• **Document**:
4,380 posts, read 4,449,008 times
Reputation: 4438
Quote:
Originally Posted by dramateacher74 View Post
Hello all,

My problem is that it seems like it's almost impossible to find women who don't have AND don't want kids (and who don't smoke, but that's another problem).
It's equally difficult to find single, non-smoking, child-free by choice men in the 35-45 age range as well. Like you, I like children but don't plan on having any of my own at this point. Among my single male friends, very few of them don't have children.

Quote:
Originally Posted by the minx View Post
He said he's part of several meetup groups.
Meetup groups don't seem to be great when it comes to match making. I don't hear good things about them.
I've been a Meetup organizer for over 5 years. While it is true the majority of Meetup members are single, a lot of them are newly single and aren't looking to date-they just want to get out of the house and are finding all their friends are couples. Or they are new in town and don't know anyone. I know people who have met and dated through Meetup but I can only think of two couples who've been together for any length of time (i.e. over a year) and a whole lot more who've broken up.

• **Data provided**:
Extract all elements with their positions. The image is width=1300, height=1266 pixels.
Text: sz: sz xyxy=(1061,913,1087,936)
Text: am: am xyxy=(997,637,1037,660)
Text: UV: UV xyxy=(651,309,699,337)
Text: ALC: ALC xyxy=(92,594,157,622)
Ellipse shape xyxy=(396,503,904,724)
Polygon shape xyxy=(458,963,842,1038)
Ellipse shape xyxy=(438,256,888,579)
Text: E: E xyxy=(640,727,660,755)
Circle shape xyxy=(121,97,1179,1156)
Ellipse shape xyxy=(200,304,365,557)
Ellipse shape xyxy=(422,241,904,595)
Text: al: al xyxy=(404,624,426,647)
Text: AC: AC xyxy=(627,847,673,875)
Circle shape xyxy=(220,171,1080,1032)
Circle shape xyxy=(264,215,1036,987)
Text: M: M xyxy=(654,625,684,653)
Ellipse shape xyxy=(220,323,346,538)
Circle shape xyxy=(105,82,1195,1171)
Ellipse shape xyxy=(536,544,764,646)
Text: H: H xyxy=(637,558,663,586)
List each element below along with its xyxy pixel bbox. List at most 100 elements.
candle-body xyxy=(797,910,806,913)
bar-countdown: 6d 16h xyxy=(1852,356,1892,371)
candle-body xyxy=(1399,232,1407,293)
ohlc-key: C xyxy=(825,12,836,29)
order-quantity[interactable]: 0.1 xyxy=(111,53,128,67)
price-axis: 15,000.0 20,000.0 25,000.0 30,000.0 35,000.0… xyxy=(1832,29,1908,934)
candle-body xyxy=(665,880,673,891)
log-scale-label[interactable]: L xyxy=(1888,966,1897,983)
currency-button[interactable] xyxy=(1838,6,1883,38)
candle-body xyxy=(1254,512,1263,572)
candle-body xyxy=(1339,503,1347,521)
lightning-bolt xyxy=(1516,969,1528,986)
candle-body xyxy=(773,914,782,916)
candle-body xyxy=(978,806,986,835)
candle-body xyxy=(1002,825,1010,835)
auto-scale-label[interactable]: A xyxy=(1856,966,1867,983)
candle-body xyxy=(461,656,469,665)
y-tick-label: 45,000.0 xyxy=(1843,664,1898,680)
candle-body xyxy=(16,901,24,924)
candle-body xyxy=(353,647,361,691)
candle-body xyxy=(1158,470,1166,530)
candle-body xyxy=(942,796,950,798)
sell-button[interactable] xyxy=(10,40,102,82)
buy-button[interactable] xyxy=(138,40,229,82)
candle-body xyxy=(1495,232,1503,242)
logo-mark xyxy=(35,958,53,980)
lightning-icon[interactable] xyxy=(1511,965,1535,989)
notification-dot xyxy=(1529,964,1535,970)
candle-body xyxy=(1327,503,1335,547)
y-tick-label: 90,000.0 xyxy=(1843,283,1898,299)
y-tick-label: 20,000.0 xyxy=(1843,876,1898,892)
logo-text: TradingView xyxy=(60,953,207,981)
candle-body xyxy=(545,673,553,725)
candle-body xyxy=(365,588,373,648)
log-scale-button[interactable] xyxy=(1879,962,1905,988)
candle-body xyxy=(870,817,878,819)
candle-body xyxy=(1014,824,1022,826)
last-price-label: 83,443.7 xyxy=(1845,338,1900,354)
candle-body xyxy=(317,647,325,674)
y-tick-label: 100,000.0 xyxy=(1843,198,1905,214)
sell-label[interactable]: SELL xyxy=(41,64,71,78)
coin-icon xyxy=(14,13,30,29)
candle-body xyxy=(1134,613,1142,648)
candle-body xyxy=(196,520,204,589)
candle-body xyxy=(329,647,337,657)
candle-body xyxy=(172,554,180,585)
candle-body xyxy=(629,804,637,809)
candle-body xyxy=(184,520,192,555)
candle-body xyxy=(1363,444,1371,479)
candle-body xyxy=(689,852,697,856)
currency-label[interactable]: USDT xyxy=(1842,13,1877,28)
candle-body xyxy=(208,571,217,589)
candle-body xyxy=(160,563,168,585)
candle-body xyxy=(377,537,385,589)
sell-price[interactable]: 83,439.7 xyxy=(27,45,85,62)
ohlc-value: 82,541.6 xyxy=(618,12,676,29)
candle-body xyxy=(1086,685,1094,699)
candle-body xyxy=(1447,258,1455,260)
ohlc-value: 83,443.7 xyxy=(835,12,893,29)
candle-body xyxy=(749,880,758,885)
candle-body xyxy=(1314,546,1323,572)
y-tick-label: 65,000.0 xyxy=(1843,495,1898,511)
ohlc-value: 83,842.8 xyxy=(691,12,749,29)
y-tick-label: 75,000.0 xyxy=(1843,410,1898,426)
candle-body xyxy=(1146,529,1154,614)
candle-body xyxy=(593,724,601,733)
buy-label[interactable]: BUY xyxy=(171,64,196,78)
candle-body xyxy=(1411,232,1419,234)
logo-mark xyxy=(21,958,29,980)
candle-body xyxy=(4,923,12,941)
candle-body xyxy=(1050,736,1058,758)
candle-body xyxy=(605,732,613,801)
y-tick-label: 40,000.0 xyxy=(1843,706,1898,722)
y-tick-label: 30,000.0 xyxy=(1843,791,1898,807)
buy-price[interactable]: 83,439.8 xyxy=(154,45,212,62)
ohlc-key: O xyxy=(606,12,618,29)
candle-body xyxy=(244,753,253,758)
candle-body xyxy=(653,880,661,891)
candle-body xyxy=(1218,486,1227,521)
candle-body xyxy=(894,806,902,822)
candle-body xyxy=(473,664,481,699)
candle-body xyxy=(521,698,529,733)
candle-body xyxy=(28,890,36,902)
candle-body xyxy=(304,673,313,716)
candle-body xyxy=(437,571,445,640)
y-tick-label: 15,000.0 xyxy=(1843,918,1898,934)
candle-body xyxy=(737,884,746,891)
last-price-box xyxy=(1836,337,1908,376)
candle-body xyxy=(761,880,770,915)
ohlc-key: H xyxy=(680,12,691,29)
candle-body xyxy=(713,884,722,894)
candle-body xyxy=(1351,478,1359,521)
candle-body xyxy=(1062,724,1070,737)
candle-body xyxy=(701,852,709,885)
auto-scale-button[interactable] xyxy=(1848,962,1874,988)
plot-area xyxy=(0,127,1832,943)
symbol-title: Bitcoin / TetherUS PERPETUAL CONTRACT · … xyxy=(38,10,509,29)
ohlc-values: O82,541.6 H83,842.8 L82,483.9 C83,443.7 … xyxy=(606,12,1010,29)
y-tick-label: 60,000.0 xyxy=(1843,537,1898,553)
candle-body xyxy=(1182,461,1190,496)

• **Tasks**:
a. Edit the forum thread about dating starting with "4,380 posts, read" and going on through "don't have children.", putting "children" in place of "kids".
b. Answer these questions using the forum thread about dating:
(i) What age range is given for the single, child-free men who are hard to find?
(ii) How long has the one poster been a Meetup organizer?
(iii) How many Meetup couples can that organizer think of who have been together for over a year?
c. Carry on the forum thread about finding child-free partners, picking up after its last sentence.
The records were drawn from a separate source.

• **Exercise results**:
a.
4,380 posts, read 4,449,008 times
Reputation: 4438
Quote:
Originally Posted by dramateacher74 View Post
Hello all,

My problem is that it seems like it's almost impossible to find women who don't have AND don't want children (and who don't smoke, but that's another problem).
It's equally difficult to find single, non-smoking, child-free by choice men in the 35-45 age range as well. Like you, I like children but don't plan on having any of my own at this point. Among my single male friends, very few of them don't have children.

b.
(i) 35-45
(ii) Over 5 years
(iii) Two

c.
The rule of thumb I use for myself is if a person does not have dating and relationships as one of their topics of interest or if they are not in any dating related groups (singles, speed dating, etc), I assume they aren't looking to date until I'm told otherwise. I've also found that the Meetup community of regulars tends to be small and when dating someone you meet through Meetup, unless you are incredibly discreet about it, everyone in the group knows and it quickly starts to feel you are dating the whole group instead of just each other (speaking from experience on that one).

Meetup more and more seems to be getting a reputation as a dating site and while there are certainly groups catering to those looking to meet someone, that is not the site's overall intention.